- **AIM OF THE EXERCISE**: Go through the listing and return every line with "name" in it.

————

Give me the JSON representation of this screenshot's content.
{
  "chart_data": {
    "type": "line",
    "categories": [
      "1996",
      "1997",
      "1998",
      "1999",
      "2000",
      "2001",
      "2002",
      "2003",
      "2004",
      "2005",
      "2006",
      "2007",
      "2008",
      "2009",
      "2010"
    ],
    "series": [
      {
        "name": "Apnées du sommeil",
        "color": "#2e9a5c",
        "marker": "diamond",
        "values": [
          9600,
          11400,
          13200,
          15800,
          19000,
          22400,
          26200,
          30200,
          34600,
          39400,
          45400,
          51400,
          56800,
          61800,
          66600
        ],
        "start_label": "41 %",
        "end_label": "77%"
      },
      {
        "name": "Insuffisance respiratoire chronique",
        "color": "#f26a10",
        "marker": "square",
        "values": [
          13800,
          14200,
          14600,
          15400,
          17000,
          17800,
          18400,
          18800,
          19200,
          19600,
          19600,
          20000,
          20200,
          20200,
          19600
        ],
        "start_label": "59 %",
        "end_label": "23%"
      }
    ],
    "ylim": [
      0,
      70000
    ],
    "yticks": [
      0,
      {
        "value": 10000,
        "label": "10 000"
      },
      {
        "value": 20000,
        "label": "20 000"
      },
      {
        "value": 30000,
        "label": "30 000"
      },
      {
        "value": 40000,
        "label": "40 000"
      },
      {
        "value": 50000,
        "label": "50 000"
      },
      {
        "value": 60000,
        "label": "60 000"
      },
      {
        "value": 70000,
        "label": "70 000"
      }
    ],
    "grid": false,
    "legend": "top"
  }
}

————

- **OUTPUT BELOW**:
        "name": "Apnées du sommeil",
        "name": "Insuffisance respiratoire chronique",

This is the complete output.